— BEGIN —

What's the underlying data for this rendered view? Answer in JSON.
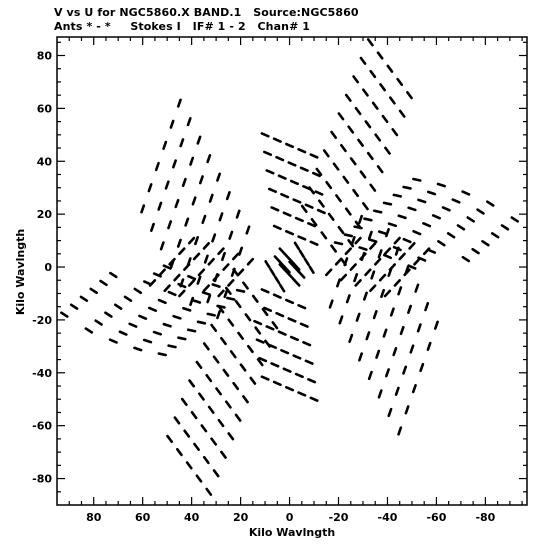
{
  "header": {
    "line1": "V vs U for NGC5860.X BAND.1   Source:NGC5860",
    "line2": "Ants * - *     Stokes I   IF# 1 - 2   Chan# 1"
  },
  "chart_data": {
    "type": "scatter",
    "title": "V vs U for NGC5860.X BAND.1   Source:NGC5860",
    "subtitle": "Ants * - *     Stokes I   IF# 1 - 2   Chan# 1",
    "xlabel": "Kilo Wavlngth",
    "ylabel": "Kilo Wavlngth",
    "xlim": [
      95,
      -97
    ],
    "ylim": [
      -90,
      87
    ],
    "x_inverted": true,
    "grid": false,
    "marker_color": "#000000",
    "xticks": [
      80,
      60,
      40,
      20,
      0,
      -20,
      -40,
      -60,
      -80
    ],
    "xtick_labels": [
      "80",
      "60",
      "40",
      "20",
      "0",
      "-20",
      "-40",
      "-60",
      "-80"
    ],
    "yticks": [
      80,
      60,
      40,
      20,
      0,
      -20,
      -40,
      -60,
      -80
    ],
    "ytick_labels": [
      "80",
      "60",
      "40",
      "20",
      "0",
      "-20",
      "-40",
      "-60",
      "-80"
    ],
    "description_of_tracks": "u-v coverage arcs forming a six-armed snowflake pattern; points are symmetric under (u,v)->(-u,-v)",
    "tracks": [
      {
        "u": [
          -33,
          -37,
          -41,
          -45,
          -49
        ],
        "v": [
          85,
          80,
          75,
          70,
          65
        ]
      },
      {
        "u": [
          -30,
          -34,
          -38,
          -42,
          -46
        ],
        "v": [
          78,
          73,
          68,
          63,
          58
        ]
      },
      {
        "u": [
          -27,
          -31,
          -35,
          -39,
          -43
        ],
        "v": [
          71,
          66,
          61,
          56,
          51
        ]
      },
      {
        "u": [
          -24,
          -28,
          -32,
          -36,
          -40
        ],
        "v": [
          64,
          59,
          54,
          49,
          44
        ]
      },
      {
        "u": [
          -21,
          -25,
          -29,
          -33,
          -37
        ],
        "v": [
          57,
          52,
          47,
          42,
          37
        ]
      },
      {
        "u": [
          -18,
          -22,
          -26,
          -30,
          -34
        ],
        "v": [
          50,
          45,
          40,
          35,
          30
        ]
      },
      {
        "u": [
          -15,
          -19,
          -23,
          -27,
          -31
        ],
        "v": [
          43,
          38,
          33,
          28,
          23
        ]
      },
      {
        "u": [
          -12,
          -16,
          -20,
          -24,
          -28
        ],
        "v": [
          36,
          31,
          26,
          21,
          16
        ]
      },
      {
        "u": [
          -9,
          -13,
          -17,
          -21,
          -25
        ],
        "v": [
          29,
          24,
          19,
          14,
          9
        ]
      },
      {
        "u": [
          -6,
          -10,
          -14,
          -18,
          -22
        ],
        "v": [
          22,
          17,
          12,
          7,
          2
        ]
      },
      {
        "u": [
          45,
          48,
          51,
          54,
          57,
          60
        ],
        "v": [
          62,
          54,
          46,
          38,
          30,
          22
        ]
      },
      {
        "u": [
          41,
          44,
          47,
          50,
          53,
          56
        ],
        "v": [
          55,
          47,
          39,
          31,
          23,
          15
        ]
      },
      {
        "u": [
          37,
          40,
          43,
          46,
          49,
          52
        ],
        "v": [
          48,
          40,
          32,
          24,
          16,
          8
        ]
      },
      {
        "u": [
          33,
          36,
          39,
          42,
          45,
          48
        ],
        "v": [
          41,
          33,
          25,
          17,
          9,
          1
        ]
      },
      {
        "u": [
          29,
          32,
          35,
          38,
          41,
          44
        ],
        "v": [
          34,
          26,
          18,
          10,
          2,
          -6
        ]
      },
      {
        "u": [
          25,
          28,
          31,
          34,
          37,
          40
        ],
        "v": [
          27,
          19,
          11,
          3,
          -5,
          -13
        ]
      },
      {
        "u": [
          21,
          24,
          27,
          30,
          33
        ],
        "v": [
          20,
          12,
          4,
          -4,
          -12
        ]
      },
      {
        "u": [
          17,
          20,
          23,
          26,
          29
        ],
        "v": [
          14,
          6,
          -2,
          -10,
          -18
        ]
      },
      {
        "u": [
          -52,
          -62,
          -72,
          -82,
          -92
        ],
        "v": [
          33,
          31,
          28,
          24,
          18
        ]
      },
      {
        "u": [
          -48,
          -58,
          -68,
          -78,
          -88
        ],
        "v": [
          30,
          28,
          25,
          21,
          15
        ]
      },
      {
        "u": [
          -44,
          -54,
          -64,
          -74,
          -84
        ],
        "v": [
          27,
          25,
          22,
          18,
          12
        ]
      },
      {
        "u": [
          -40,
          -50,
          -60,
          -70,
          -80
        ],
        "v": [
          24,
          22,
          19,
          15,
          9
        ]
      },
      {
        "u": [
          -36,
          -46,
          -56,
          -66,
          -76
        ],
        "v": [
          21,
          19,
          16,
          12,
          6
        ]
      },
      {
        "u": [
          -32,
          -42,
          -52,
          -62,
          -72
        ],
        "v": [
          18,
          16,
          13,
          9,
          3
        ]
      },
      {
        "u": [
          -28,
          -38,
          -48,
          -58
        ],
        "v": [
          15,
          13,
          10,
          6
        ]
      },
      {
        "u": [
          -24,
          -34,
          -44,
          -54
        ],
        "v": [
          12,
          10,
          7,
          3
        ]
      },
      {
        "u": [
          -20,
          -30,
          -40,
          -50
        ],
        "v": [
          9,
          7,
          4,
          0
        ]
      },
      {
        "u": [
          10,
          5,
          0,
          -5,
          -10
        ],
        "v": [
          50,
          48,
          46,
          44,
          42
        ]
      },
      {
        "u": [
          9,
          4,
          -1,
          -6,
          -11
        ],
        "v": [
          43,
          41,
          39,
          37,
          35
        ]
      },
      {
        "u": [
          8,
          3,
          -2,
          -7,
          -12
        ],
        "v": [
          36,
          34,
          32,
          30,
          28
        ]
      },
      {
        "u": [
          7,
          2,
          -3,
          -8,
          -13
        ],
        "v": [
          29,
          27,
          25,
          23,
          21
        ]
      },
      {
        "u": [
          6,
          1,
          -4,
          -9
        ],
        "v": [
          22,
          20,
          18,
          16
        ]
      },
      {
        "u": [
          5,
          0,
          -5,
          -10
        ],
        "v": [
          15,
          13,
          11,
          9
        ]
      },
      {
        "u": [
          40,
          44,
          48,
          52,
          56
        ],
        "v": [
          10,
          6,
          2,
          -2,
          -6
        ]
      },
      {
        "u": [
          34,
          38,
          42,
          46,
          50
        ],
        "v": [
          8,
          4,
          0,
          -4,
          -8
        ]
      },
      {
        "u": [
          28,
          32,
          36,
          40,
          44
        ],
        "v": [
          6,
          2,
          -2,
          -6,
          -10
        ]
      },
      {
        "u": [
          22,
          26,
          30,
          34
        ],
        "v": [
          4,
          0,
          -4,
          -8
        ]
      },
      {
        "u": [
          16,
          20,
          24,
          28
        ],
        "v": [
          2,
          -2,
          -6,
          -10
        ]
      },
      {
        "u": [
          -3,
          -5,
          -7,
          -9
        ],
        "v": [
          8,
          5,
          2,
          -1
        ]
      },
      {
        "u": [
          3,
          1,
          -1,
          -3
        ],
        "v": [
          6,
          4,
          2,
          0
        ]
      },
      {
        "u": [
          5,
          3,
          1
        ],
        "v": [
          3,
          1,
          -1
        ]
      }
    ]
  }
}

— END —

** YOUR INSTRUCTIONS **
Identify each line in the entries with the word "Wavlngth" and copy it.

** RESULT OF THIS TASK **
    "xlabel": "Kilo Wavlngth",
    "ylabel": "Kilo Wavlngth",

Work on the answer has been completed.